Directions for this task:
Copy each line of the records that holds the string "Total".

Data section:
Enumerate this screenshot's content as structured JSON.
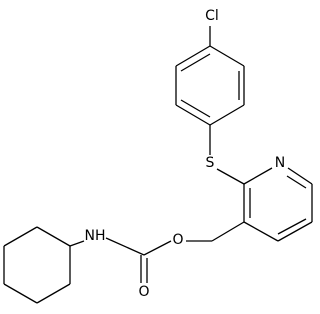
{
  "atoms": [
    {
      "label": "Cl"
    },
    {
      "label": "S"
    },
    {
      "label": "N"
    },
    {
      "label": "O"
    },
    {
      "label": "O"
    },
    {
      "label": "NH"
    }
  ]
}
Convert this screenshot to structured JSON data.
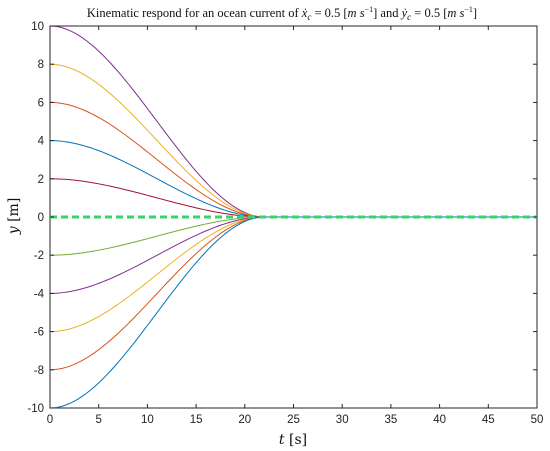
{
  "chart_data": {
    "type": "line",
    "title": "Kinematic respond for an ocean current of ẋ_c = 0.5 [m s⁻¹] and ẏ_c = 0.5 [m s⁻¹]",
    "title_parts": {
      "prefix": "Kinematic respond for an ocean current of ",
      "xc_symbol": "ẋ",
      "xc_sub": "c",
      "eq1": " = 0.5 ",
      "unit1_open": "[",
      "unit1_m": "m",
      "unit1_s": "s",
      "unit1_exp": "−1",
      "unit1_close": "]",
      "middle": " and ",
      "yc_symbol": "ẏ",
      "yc_sub": "c",
      "eq2": " = 0.5 ",
      "unit2_open": "[",
      "unit2_m": "m",
      "unit2_s": "s",
      "unit2_exp": "−1",
      "unit2_close": "]"
    },
    "xlabel": "t [s]",
    "xlabel_parts": {
      "var": "t",
      "unit": "[s]"
    },
    "ylabel": "y [m]",
    "ylabel_parts": {
      "var": "y",
      "unit": "[m]"
    },
    "xlim": [
      0,
      50
    ],
    "ylim": [
      -10,
      10
    ],
    "xticks": [
      0,
      5,
      10,
      15,
      20,
      25,
      30,
      35,
      40,
      45,
      50
    ],
    "yticks": [
      -10,
      -8,
      -6,
      -4,
      -2,
      0,
      2,
      4,
      6,
      8,
      10
    ],
    "grid": false,
    "t_settle": 22,
    "series": [
      {
        "y0": 10,
        "color": "#7e2f8e"
      },
      {
        "y0": 8,
        "color": "#edb120"
      },
      {
        "y0": 6,
        "color": "#d95319"
      },
      {
        "y0": 4,
        "color": "#0072bd"
      },
      {
        "y0": 2,
        "color": "#a2142f"
      },
      {
        "y0": -2,
        "color": "#77ac30"
      },
      {
        "y0": -4,
        "color": "#7e2f8e"
      },
      {
        "y0": -6,
        "color": "#edb120"
      },
      {
        "y0": -8,
        "color": "#d95319"
      },
      {
        "y0": -10,
        "color": "#0072bd"
      }
    ],
    "reference": {
      "y": 0,
      "style": "dashed",
      "color": "#34d56a"
    }
  }
}
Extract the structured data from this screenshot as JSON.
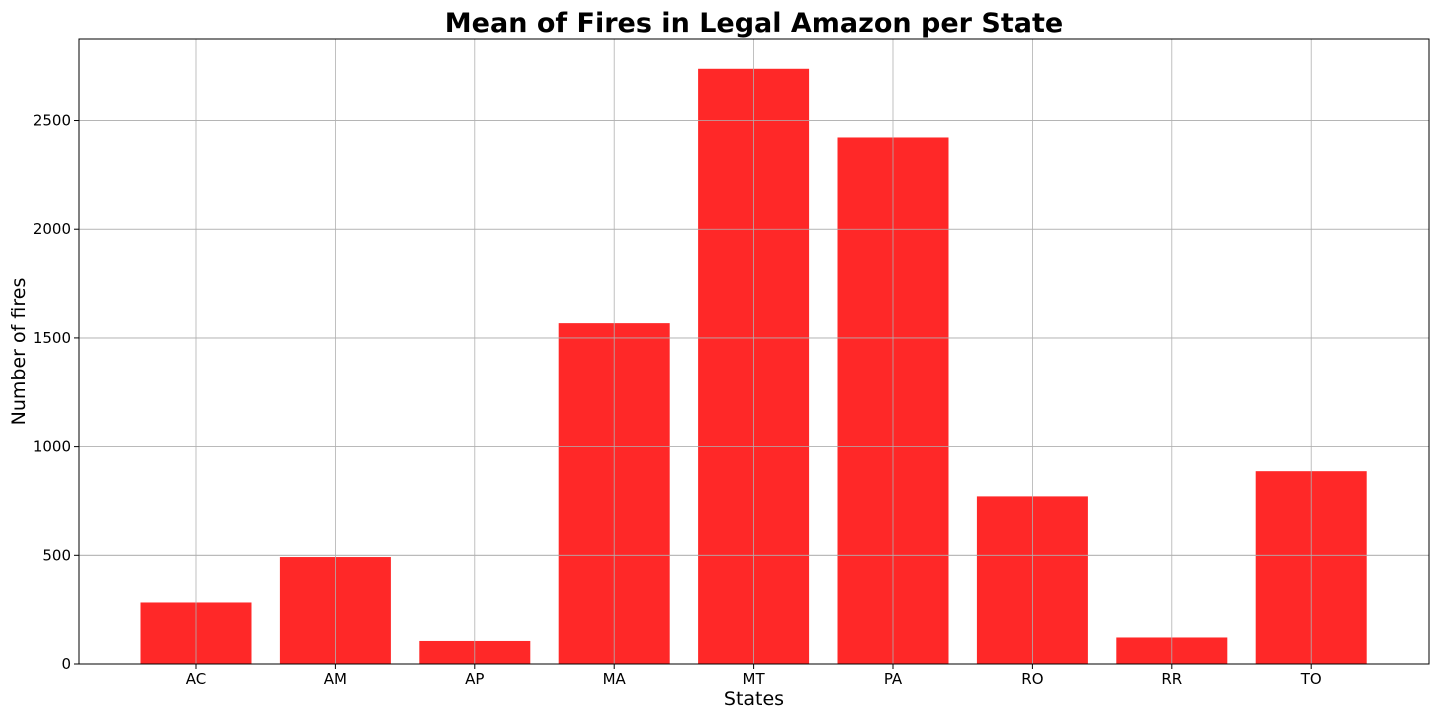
{
  "chart_data": {
    "type": "bar",
    "title": "Mean of Fires in Legal Amazon per State",
    "xlabel": "States",
    "ylabel": "Number of fires",
    "categories": [
      "AC",
      "AM",
      "AP",
      "MA",
      "MT",
      "PA",
      "RO",
      "RR",
      "TO"
    ],
    "values": [
      283,
      492,
      106,
      1568,
      2738,
      2422,
      771,
      122,
      887
    ],
    "ylim": [
      0,
      2875
    ],
    "yticks": [
      0,
      500,
      1000,
      1500,
      2000,
      2500
    ],
    "grid": true,
    "legend": "none",
    "bar_color": "#ff2828"
  }
}
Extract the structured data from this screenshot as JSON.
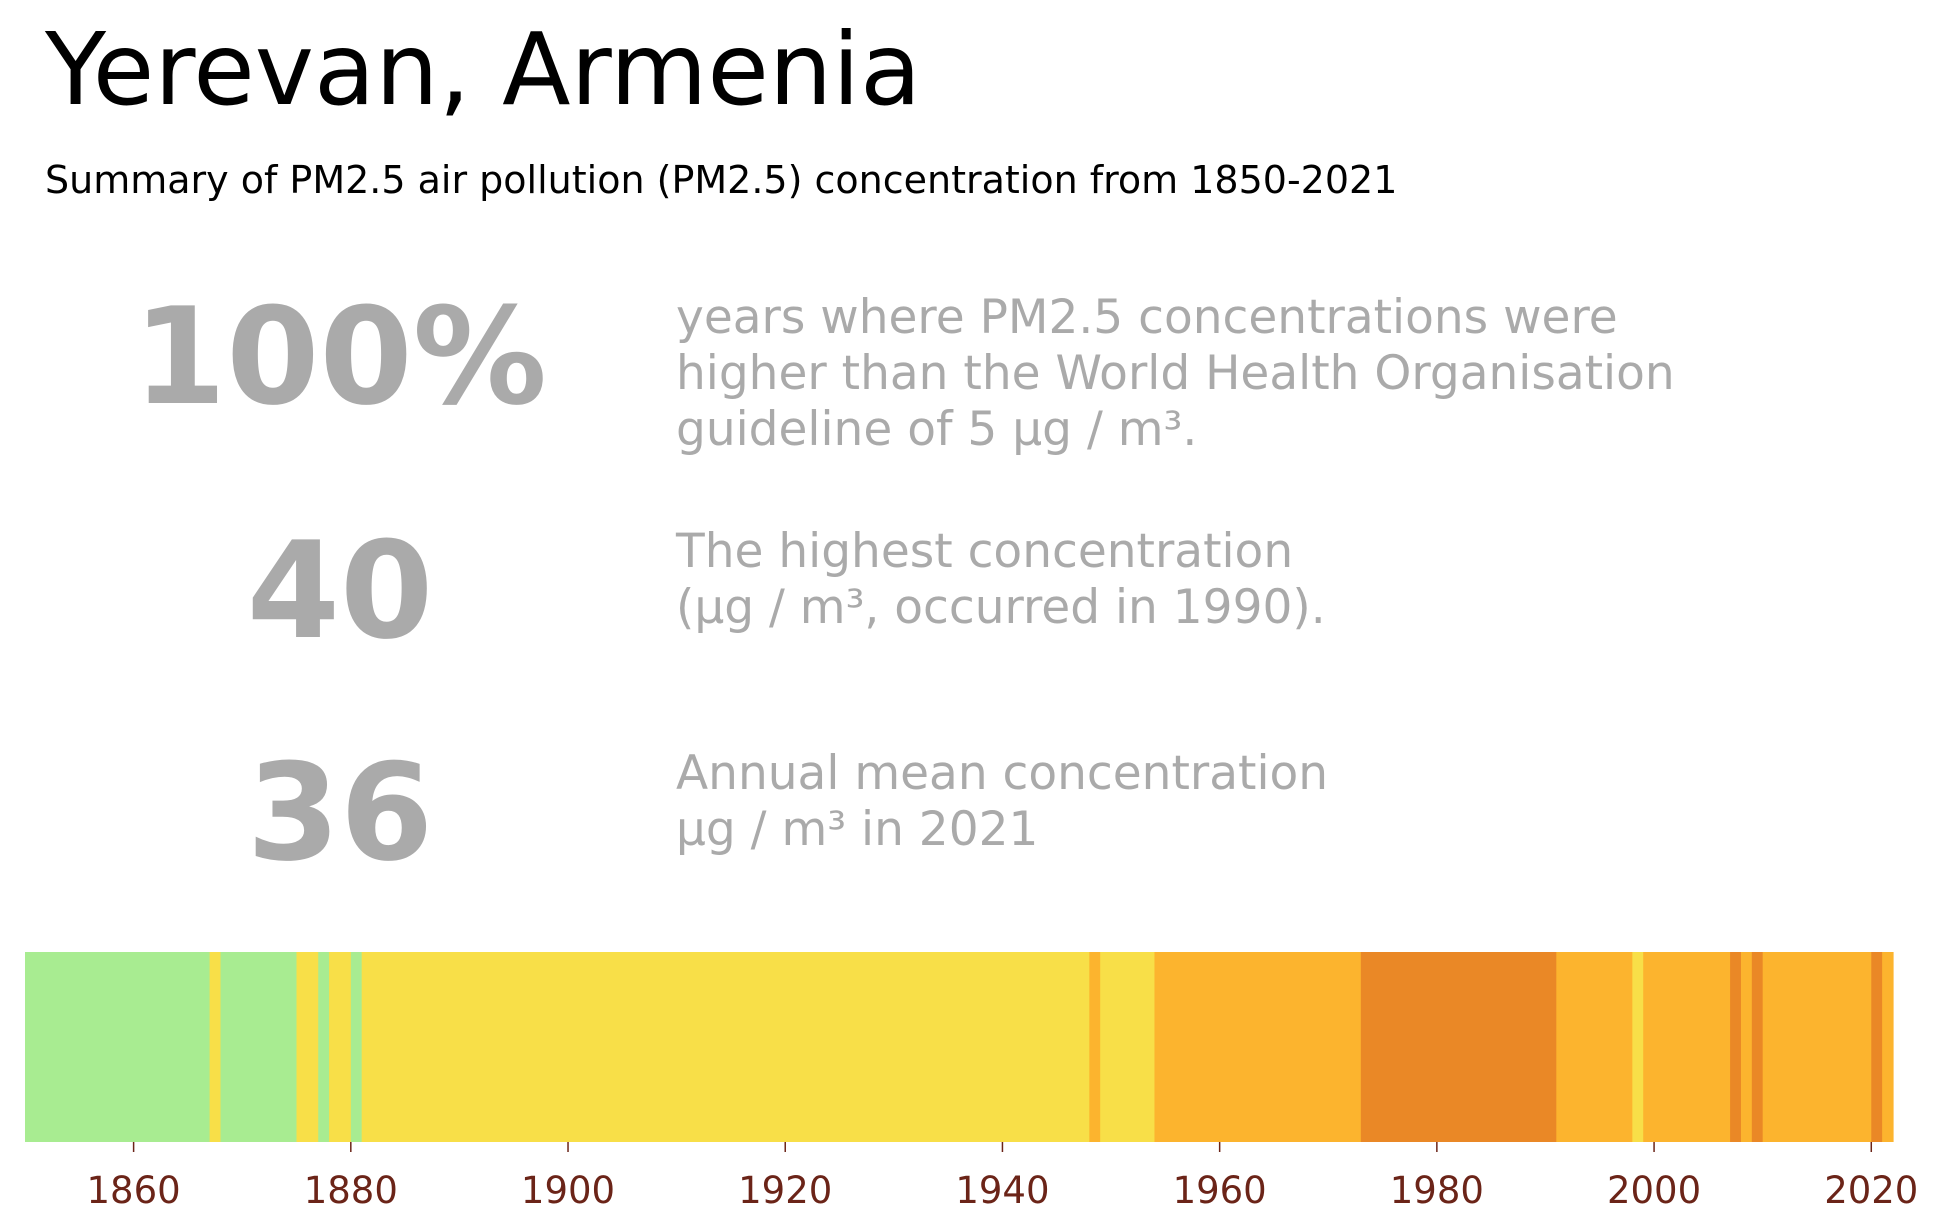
{
  "header": {
    "title": "Yerevan, Armenia",
    "subtitle": "Summary of PM2.5 air pollution (PM2.5) concentration from 1850-2021"
  },
  "stats": [
    {
      "value": "100%",
      "lines": [
        "years where PM2.5 concentrations were",
        "higher than the World Health Organisation",
        "guideline of 5 μg / m³."
      ]
    },
    {
      "value": "40",
      "lines": [
        "The highest concentration",
        "(μg / m³, occurred in 1990)."
      ]
    },
    {
      "value": "36",
      "lines": [
        "Annual mean concentration",
        "μg / m³ in 2021"
      ]
    }
  ],
  "chart_data": {
    "type": "heatmap",
    "xlim": [
      1850,
      2022
    ],
    "ticks": [
      "1860",
      "1880",
      "1900",
      "1920",
      "1940",
      "1960",
      "1980",
      "2000",
      "2020"
    ],
    "colors": {
      "green": "#a8ec91",
      "yellow": "#f8df48",
      "orange": "#fcb42e",
      "dark_orange": "#ea8826"
    },
    "segments": [
      {
        "start": 1850,
        "end": 1867,
        "color": "green"
      },
      {
        "start": 1867,
        "end": 1868,
        "color": "yellow"
      },
      {
        "start": 1868,
        "end": 1875,
        "color": "green"
      },
      {
        "start": 1875,
        "end": 1877,
        "color": "yellow"
      },
      {
        "start": 1877,
        "end": 1878,
        "color": "green"
      },
      {
        "start": 1878,
        "end": 1880,
        "color": "yellow"
      },
      {
        "start": 1880,
        "end": 1881,
        "color": "green"
      },
      {
        "start": 1881,
        "end": 1948,
        "color": "yellow"
      },
      {
        "start": 1948,
        "end": 1949,
        "color": "orange"
      },
      {
        "start": 1949,
        "end": 1954,
        "color": "yellow"
      },
      {
        "start": 1954,
        "end": 1973,
        "color": "orange"
      },
      {
        "start": 1973,
        "end": 1991,
        "color": "dark_orange"
      },
      {
        "start": 1991,
        "end": 1998,
        "color": "orange"
      },
      {
        "start": 1998,
        "end": 1999,
        "color": "yellow"
      },
      {
        "start": 1999,
        "end": 2007,
        "color": "orange"
      },
      {
        "start": 2007,
        "end": 2008,
        "color": "dark_orange"
      },
      {
        "start": 2008,
        "end": 2009,
        "color": "orange"
      },
      {
        "start": 2009,
        "end": 2010,
        "color": "dark_orange"
      },
      {
        "start": 2010,
        "end": 2020,
        "color": "orange"
      },
      {
        "start": 2020,
        "end": 2021,
        "color": "dark_orange"
      },
      {
        "start": 2021,
        "end": 2022,
        "color": "orange"
      }
    ]
  }
}
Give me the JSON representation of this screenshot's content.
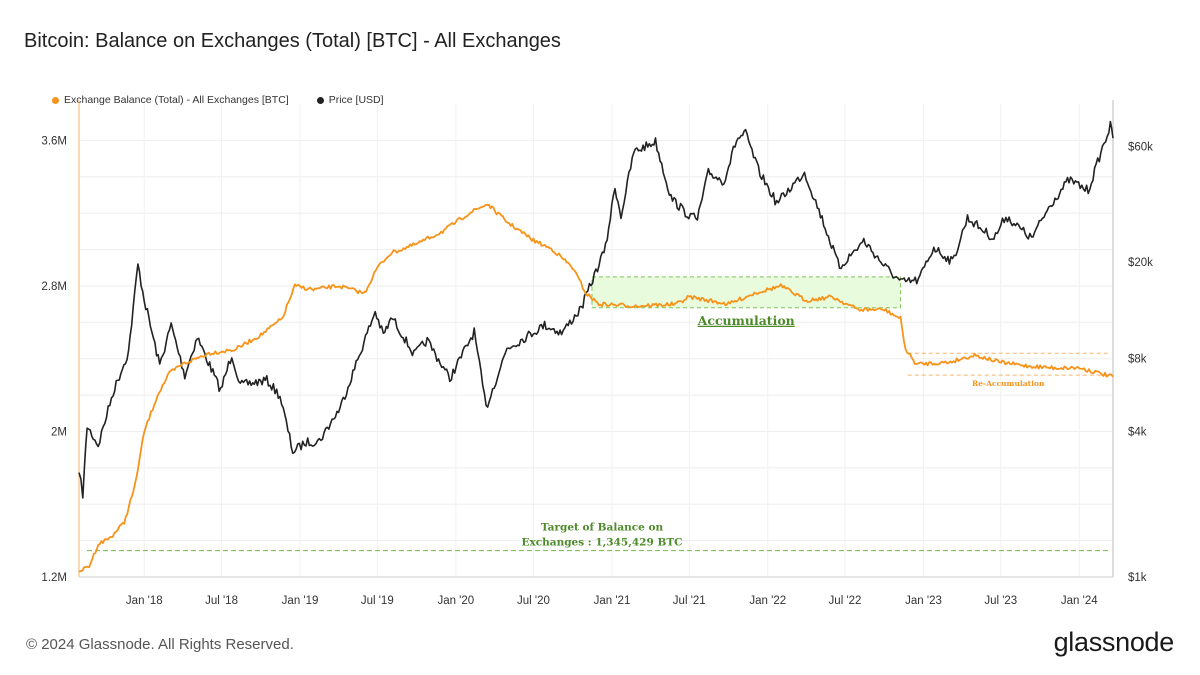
{
  "title": "Bitcoin: Balance on Exchanges (Total) [BTC] - All Exchanges",
  "footer": "© 2024 Glassnode. All Rights Reserved.",
  "brand": "glassnode",
  "colors": {
    "balance": "#f7931a",
    "price": "#222222",
    "target": "#6aaa3a",
    "accumulation_fill": "#e8fbdc",
    "accumulation_text": "#4e8a2a",
    "reaccumulation_text": "#f7931a"
  },
  "chart_data": {
    "type": "line",
    "title": "Bitcoin: Balance on Exchanges (Total) [BTC] - All Exchanges",
    "x_ticks": [
      "Jan '18",
      "Jul '18",
      "Jan '19",
      "Jul '19",
      "Jan '20",
      "Jul '20",
      "Jan '21",
      "Jul '21",
      "Jan '22",
      "Jul '22",
      "Jan '23",
      "Jul '23",
      "Jan '24"
    ],
    "y_left": {
      "ticks": [
        "1.2M",
        "2M",
        "2.8M",
        "3.6M"
      ],
      "values": [
        1200000,
        2000000,
        2800000,
        3600000
      ],
      "ylim": [
        1200000,
        3800000
      ]
    },
    "y_right": {
      "scale": "log",
      "ticks": [
        "$1k",
        "$4k",
        "$8k",
        "$20k",
        "$60k"
      ],
      "values": [
        1000,
        4000,
        8000,
        20000,
        60000
      ],
      "ylim": [
        1000,
        90000
      ]
    },
    "xlim": [
      "2017-08-01",
      "2024-03-20"
    ],
    "legend_position": "top-left",
    "series": [
      {
        "name": "Exchange Balance (Total) - All Exchanges [BTC]",
        "axis": "left",
        "points": [
          [
            "2017-08-01",
            1230000
          ],
          [
            "2017-08-25",
            1260000
          ],
          [
            "2017-09-15",
            1380000
          ],
          [
            "2017-10-15",
            1420000
          ],
          [
            "2017-11-15",
            1500000
          ],
          [
            "2017-12-10",
            1700000
          ],
          [
            "2018-01-01",
            2000000
          ],
          [
            "2018-02-01",
            2200000
          ],
          [
            "2018-03-01",
            2320000
          ],
          [
            "2018-04-01",
            2370000
          ],
          [
            "2018-06-01",
            2430000
          ],
          [
            "2018-08-01",
            2450000
          ],
          [
            "2018-10-01",
            2530000
          ],
          [
            "2018-11-20",
            2620000
          ],
          [
            "2018-12-20",
            2800000
          ],
          [
            "2019-02-01",
            2780000
          ],
          [
            "2019-04-01",
            2800000
          ],
          [
            "2019-06-01",
            2760000
          ],
          [
            "2019-07-01",
            2900000
          ],
          [
            "2019-08-01",
            2980000
          ],
          [
            "2019-10-01",
            3030000
          ],
          [
            "2019-12-01",
            3100000
          ],
          [
            "2020-02-01",
            3200000
          ],
          [
            "2020-03-15",
            3250000
          ],
          [
            "2020-05-01",
            3150000
          ],
          [
            "2020-07-01",
            3050000
          ],
          [
            "2020-08-15",
            3000000
          ],
          [
            "2020-10-01",
            2900000
          ],
          [
            "2020-11-01",
            2760000
          ],
          [
            "2020-12-01",
            2700000
          ],
          [
            "2021-03-01",
            2690000
          ],
          [
            "2021-06-01",
            2700000
          ],
          [
            "2021-07-01",
            2740000
          ],
          [
            "2021-10-01",
            2700000
          ],
          [
            "2021-12-01",
            2760000
          ],
          [
            "2022-02-01",
            2800000
          ],
          [
            "2022-04-01",
            2720000
          ],
          [
            "2022-06-01",
            2740000
          ],
          [
            "2022-08-01",
            2670000
          ],
          [
            "2022-10-01",
            2670000
          ],
          [
            "2022-11-08",
            2620000
          ],
          [
            "2022-11-20",
            2450000
          ],
          [
            "2022-12-15",
            2370000
          ],
          [
            "2023-03-01",
            2380000
          ],
          [
            "2023-05-01",
            2420000
          ],
          [
            "2023-07-01",
            2380000
          ],
          [
            "2023-09-01",
            2360000
          ],
          [
            "2023-11-01",
            2350000
          ],
          [
            "2024-01-01",
            2350000
          ],
          [
            "2024-03-20",
            2300000
          ]
        ]
      },
      {
        "name": "Price [USD]",
        "axis": "right",
        "points": [
          [
            "2017-08-01",
            2700
          ],
          [
            "2017-08-10",
            2200
          ],
          [
            "2017-08-20",
            4200
          ],
          [
            "2017-09-15",
            3500
          ],
          [
            "2017-10-20",
            5800
          ],
          [
            "2017-11-25",
            8500
          ],
          [
            "2017-12-17",
            19500
          ],
          [
            "2018-01-01",
            14000
          ],
          [
            "2018-02-06",
            7500
          ],
          [
            "2018-03-05",
            11000
          ],
          [
            "2018-04-06",
            6800
          ],
          [
            "2018-05-05",
            9800
          ],
          [
            "2018-06-29",
            5900
          ],
          [
            "2018-07-25",
            8300
          ],
          [
            "2018-08-14",
            6200
          ],
          [
            "2018-10-15",
            6500
          ],
          [
            "2018-11-15",
            5600
          ],
          [
            "2018-12-15",
            3300
          ],
          [
            "2019-01-15",
            3600
          ],
          [
            "2019-02-15",
            3650
          ],
          [
            "2019-04-05",
            5000
          ],
          [
            "2019-06-26",
            12500
          ],
          [
            "2019-07-15",
            10000
          ],
          [
            "2019-08-05",
            11800
          ],
          [
            "2019-09-25",
            8300
          ],
          [
            "2019-10-26",
            9500
          ],
          [
            "2019-12-18",
            6600
          ],
          [
            "2020-02-13",
            10300
          ],
          [
            "2020-03-12",
            5000
          ],
          [
            "2020-04-30",
            8800
          ],
          [
            "2020-06-01",
            9500
          ],
          [
            "2020-07-27",
            11000
          ],
          [
            "2020-09-05",
            10200
          ],
          [
            "2020-10-21",
            12900
          ],
          [
            "2020-12-17",
            23000
          ],
          [
            "2021-01-08",
            41000
          ],
          [
            "2021-01-22",
            31000
          ],
          [
            "2021-02-21",
            57000
          ],
          [
            "2021-04-13",
            63000
          ],
          [
            "2021-05-19",
            37000
          ],
          [
            "2021-06-22",
            32000
          ],
          [
            "2021-07-20",
            30000
          ],
          [
            "2021-08-15",
            47000
          ],
          [
            "2021-09-20",
            43000
          ],
          [
            "2021-10-20",
            64000
          ],
          [
            "2021-11-10",
            68000
          ],
          [
            "2021-12-10",
            48000
          ],
          [
            "2022-01-22",
            35000
          ],
          [
            "2022-03-28",
            47000
          ],
          [
            "2022-05-12",
            29000
          ],
          [
            "2022-06-18",
            19000
          ],
          [
            "2022-08-14",
            24500
          ],
          [
            "2022-09-30",
            19400
          ],
          [
            "2022-11-09",
            16500
          ],
          [
            "2022-12-20",
            16800
          ],
          [
            "2023-01-25",
            23000
          ],
          [
            "2023-03-10",
            20000
          ],
          [
            "2023-04-14",
            30500
          ],
          [
            "2023-06-15",
            25000
          ],
          [
            "2023-07-13",
            31000
          ],
          [
            "2023-09-11",
            25000
          ],
          [
            "2023-10-25",
            34500
          ],
          [
            "2023-12-08",
            43800
          ],
          [
            "2024-01-22",
            39500
          ],
          [
            "2024-02-28",
            62000
          ],
          [
            "2024-03-14",
            73000
          ],
          [
            "2024-03-20",
            65000
          ]
        ]
      }
    ],
    "annotations": [
      {
        "label": "Accumulation",
        "x": [
          "2020-11-15",
          "2022-11-08"
        ],
        "y": [
          2680000,
          2850000
        ]
      },
      {
        "label": "Re-Accumulation",
        "x": [
          "2022-11-25",
          "2024-03-10"
        ],
        "y": [
          2310000,
          2430000
        ]
      },
      {
        "label": "Target of Balance on Exchanges : 1,345,429 BTC",
        "label_lines": [
          "Target of Balance on",
          "Exchanges : 1,345,429 BTC"
        ],
        "y": 1345429
      }
    ]
  }
}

Response:
  "title": "Bitcoin: Balance on Exchanges (Total) [BTC] - All Exchanges",
    "title": "Bitcoin: Balance on Exchanges (Total) [BTC] - All Exchanges",
        "name": "Exchange Balance (Total) - All Exchanges [BTC]",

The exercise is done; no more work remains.